*Exercises*
a - According to the thread on whether the tangent of a positive integer can come arbitrarily close to an integer, what property of the multiples of π makes it possible to bring x + nπ close to an integer?
b - Extend the thread on the tangent of positive integers approaching integers, starting after its final sentence.

*Excerpted passage*
********************

My 7-year-old son was staring at the graph of tan() and its endlessly-repeating serpentine strokes on the number line between multiples of $\pi$ and he asked me the question in the title. More precisely, is the following true or false?
For any $\epsilon > 0$, there exists some $N \in \mathbb{Z}^+$ such that $|\tan(N)-\lfloor \tan(N) \rceil| < \epsilon$.
Yes, you can. In fact, you can make $\tan(N)$ arbitrarily close to your favorite integer.
Pick your favorite integer, which is probably 17. Consider $x=\arctan 17$. Then $\tan(x)=17$ and also $\tan(x+n\pi)=17$ for all integers $n$. If you could make $x+n\pi$ very close to an integer (say $K$), then since the tangent function is continuous, $\tan(K)$ will be very close to 17.
So the problem is now to make $x+n\pi$ very close to an integer. This can be done because the multiples of $\pi$ (or any irrational number) are dense mod 1, so you can make $n\pi$ arbitrarily close to $-x$ mod 1. This takes proof but it is elementary: think about a circle of circumference 1, and start walking around the circle, around and around, marking a point each time your total distance travelled is a multiple of $\pi$. You'll see the marks start to fill in the circle, and as you go on and on, the largest interval without a mark in it keeps getting smaller. Eventually you will mark a point that's within $\epsilon$ of $-x$.

********************

*Record list*
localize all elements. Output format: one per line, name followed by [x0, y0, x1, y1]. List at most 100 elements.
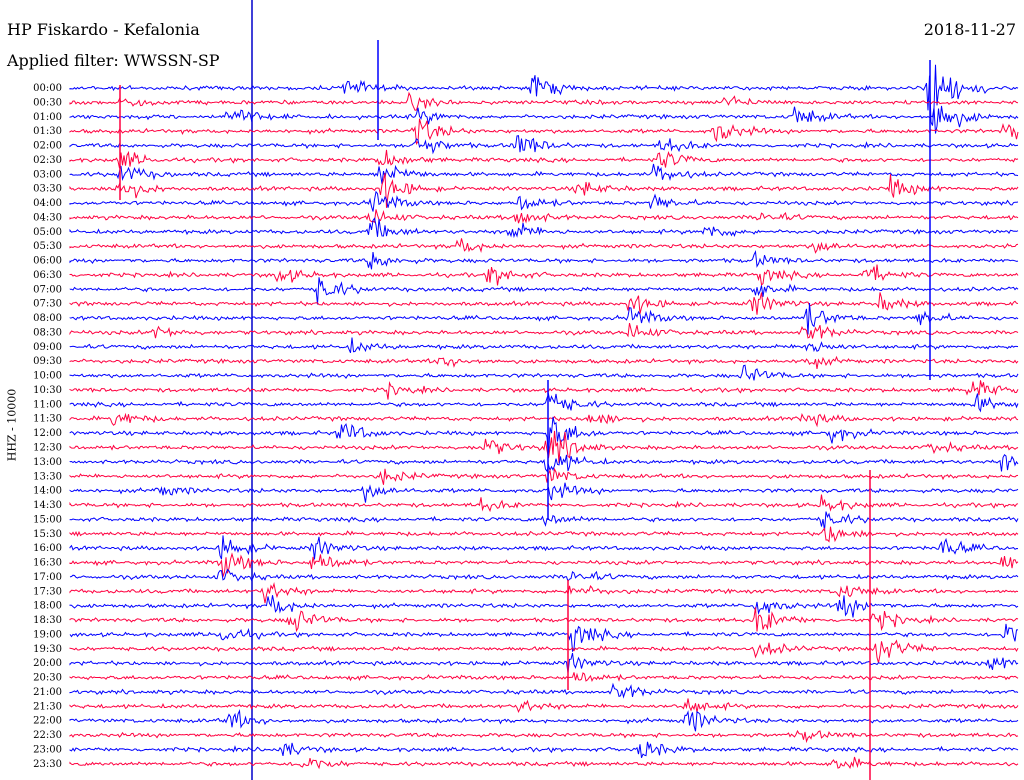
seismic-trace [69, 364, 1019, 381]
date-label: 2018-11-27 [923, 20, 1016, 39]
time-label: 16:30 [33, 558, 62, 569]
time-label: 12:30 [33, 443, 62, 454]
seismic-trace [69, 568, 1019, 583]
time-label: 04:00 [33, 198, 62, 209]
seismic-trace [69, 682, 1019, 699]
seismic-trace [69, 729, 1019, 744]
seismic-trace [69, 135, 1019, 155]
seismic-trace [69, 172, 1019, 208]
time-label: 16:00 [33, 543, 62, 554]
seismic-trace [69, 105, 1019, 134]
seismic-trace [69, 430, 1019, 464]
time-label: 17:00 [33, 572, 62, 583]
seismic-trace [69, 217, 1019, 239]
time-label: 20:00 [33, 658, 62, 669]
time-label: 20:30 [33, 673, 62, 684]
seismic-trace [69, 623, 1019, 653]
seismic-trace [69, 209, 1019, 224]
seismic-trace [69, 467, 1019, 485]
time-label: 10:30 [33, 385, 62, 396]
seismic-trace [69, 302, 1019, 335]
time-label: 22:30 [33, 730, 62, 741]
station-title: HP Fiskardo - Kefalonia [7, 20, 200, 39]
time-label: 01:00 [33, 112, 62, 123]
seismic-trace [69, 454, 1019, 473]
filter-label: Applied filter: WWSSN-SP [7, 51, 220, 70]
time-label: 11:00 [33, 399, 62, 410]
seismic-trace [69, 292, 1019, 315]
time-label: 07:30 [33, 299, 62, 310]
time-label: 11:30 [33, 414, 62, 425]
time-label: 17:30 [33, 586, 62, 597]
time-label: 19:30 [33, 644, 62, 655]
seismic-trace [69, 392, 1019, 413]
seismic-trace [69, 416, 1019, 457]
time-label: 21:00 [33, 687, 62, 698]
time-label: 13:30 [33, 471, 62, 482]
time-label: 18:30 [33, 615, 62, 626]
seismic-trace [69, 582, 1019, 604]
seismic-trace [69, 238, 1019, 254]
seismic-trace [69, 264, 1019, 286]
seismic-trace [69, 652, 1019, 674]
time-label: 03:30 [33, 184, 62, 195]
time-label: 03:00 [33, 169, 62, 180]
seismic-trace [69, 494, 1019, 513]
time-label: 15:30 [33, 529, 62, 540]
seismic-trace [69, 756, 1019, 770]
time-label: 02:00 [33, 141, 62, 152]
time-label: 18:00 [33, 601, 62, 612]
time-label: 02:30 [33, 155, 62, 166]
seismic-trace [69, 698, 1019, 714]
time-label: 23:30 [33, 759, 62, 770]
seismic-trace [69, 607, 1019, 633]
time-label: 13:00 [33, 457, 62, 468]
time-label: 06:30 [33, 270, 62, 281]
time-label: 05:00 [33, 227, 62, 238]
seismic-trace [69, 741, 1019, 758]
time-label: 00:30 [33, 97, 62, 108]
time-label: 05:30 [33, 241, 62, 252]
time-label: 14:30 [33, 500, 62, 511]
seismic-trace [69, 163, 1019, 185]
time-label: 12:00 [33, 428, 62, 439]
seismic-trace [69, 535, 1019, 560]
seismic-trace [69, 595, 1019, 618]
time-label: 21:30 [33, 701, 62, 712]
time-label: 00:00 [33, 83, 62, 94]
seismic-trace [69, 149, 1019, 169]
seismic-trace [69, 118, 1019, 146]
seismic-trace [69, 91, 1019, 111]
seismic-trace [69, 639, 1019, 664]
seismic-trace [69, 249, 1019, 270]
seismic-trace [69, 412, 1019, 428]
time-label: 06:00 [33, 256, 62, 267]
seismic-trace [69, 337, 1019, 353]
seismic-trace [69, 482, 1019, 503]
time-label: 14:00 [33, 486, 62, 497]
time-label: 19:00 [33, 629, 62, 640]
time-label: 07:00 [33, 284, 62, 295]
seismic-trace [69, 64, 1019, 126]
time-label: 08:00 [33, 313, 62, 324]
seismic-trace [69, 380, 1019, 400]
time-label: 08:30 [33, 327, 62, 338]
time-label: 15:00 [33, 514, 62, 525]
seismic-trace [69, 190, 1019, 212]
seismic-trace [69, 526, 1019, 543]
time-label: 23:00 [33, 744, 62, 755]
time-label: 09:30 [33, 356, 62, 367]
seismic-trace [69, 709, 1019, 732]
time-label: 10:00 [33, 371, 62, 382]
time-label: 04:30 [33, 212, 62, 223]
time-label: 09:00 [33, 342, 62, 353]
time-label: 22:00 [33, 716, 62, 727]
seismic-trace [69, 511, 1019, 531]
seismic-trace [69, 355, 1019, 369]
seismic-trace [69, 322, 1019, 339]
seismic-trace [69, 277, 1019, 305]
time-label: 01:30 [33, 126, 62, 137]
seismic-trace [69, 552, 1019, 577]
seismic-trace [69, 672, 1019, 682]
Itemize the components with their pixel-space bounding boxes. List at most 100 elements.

********************

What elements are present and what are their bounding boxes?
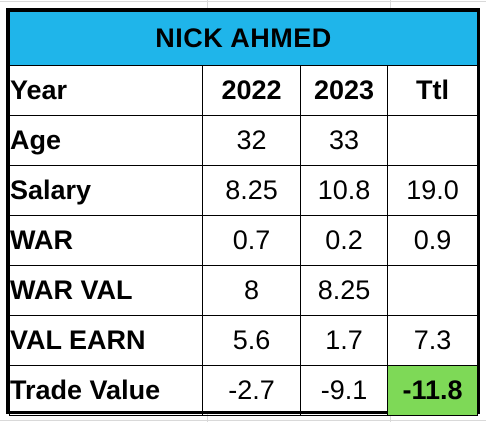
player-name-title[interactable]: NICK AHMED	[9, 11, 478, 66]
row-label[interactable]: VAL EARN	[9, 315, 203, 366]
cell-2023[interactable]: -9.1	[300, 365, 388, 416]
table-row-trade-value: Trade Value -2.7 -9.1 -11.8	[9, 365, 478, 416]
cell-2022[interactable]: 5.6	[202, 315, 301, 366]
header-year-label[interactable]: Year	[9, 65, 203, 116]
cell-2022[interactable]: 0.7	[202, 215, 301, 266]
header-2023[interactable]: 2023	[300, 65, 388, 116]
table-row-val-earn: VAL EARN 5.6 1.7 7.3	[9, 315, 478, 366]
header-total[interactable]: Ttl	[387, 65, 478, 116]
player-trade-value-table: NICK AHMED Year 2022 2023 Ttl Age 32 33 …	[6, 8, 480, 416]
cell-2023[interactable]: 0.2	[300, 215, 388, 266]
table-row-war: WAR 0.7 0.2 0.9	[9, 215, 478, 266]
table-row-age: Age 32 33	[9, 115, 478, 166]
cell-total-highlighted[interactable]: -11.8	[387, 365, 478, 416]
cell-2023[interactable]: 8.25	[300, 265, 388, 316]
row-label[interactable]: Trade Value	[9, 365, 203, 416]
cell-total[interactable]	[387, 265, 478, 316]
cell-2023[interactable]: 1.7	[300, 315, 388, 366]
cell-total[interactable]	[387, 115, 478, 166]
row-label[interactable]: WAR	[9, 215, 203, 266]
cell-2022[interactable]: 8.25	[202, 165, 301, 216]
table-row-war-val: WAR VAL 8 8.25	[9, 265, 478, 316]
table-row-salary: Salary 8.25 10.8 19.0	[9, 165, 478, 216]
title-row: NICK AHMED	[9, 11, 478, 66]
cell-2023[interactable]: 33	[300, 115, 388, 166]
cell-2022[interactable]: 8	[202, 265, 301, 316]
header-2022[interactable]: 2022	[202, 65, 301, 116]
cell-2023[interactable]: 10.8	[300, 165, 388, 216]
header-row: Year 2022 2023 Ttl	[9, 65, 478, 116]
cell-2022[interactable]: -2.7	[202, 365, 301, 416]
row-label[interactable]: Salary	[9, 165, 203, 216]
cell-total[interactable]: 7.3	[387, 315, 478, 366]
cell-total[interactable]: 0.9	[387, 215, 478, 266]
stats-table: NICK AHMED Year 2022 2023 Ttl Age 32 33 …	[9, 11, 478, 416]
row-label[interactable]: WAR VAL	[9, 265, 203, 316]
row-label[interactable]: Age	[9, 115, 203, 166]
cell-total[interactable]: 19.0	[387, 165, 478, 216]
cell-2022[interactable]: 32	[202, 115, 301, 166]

********************

*Answers for the tasks*
a - The multiples of π, like those of any irrational number, are dense mod 1.

b -
Fairly random (and definitely unrelated) web surfing turned up this nice short paper of Cheng and Zheng which proves in a very constructive way that if $f: \mathbb{R} \rightarrow \mathbb{R}$ is any continuous function which is periodic with irrational period, then $f(\mathbb{N})$ is dense in $f(\mathbb{R})$.
The ideas are first exhibited with respect to the function $f(x) = \sin x$.
Your question is not literally a special case of this, since $\tan x$ is not continuous on all of $\mathbb{R}$. Nevertheless I think it is close enough for the same methods to be carried over. (For instance, $\tan x$ can be viewed as a continuous function with values in $\mathbb{R} \mathbb{P}^1 \cong S^1$.) In any case the relation here is close enough so that I thought the paper would be of interest to readers of this question.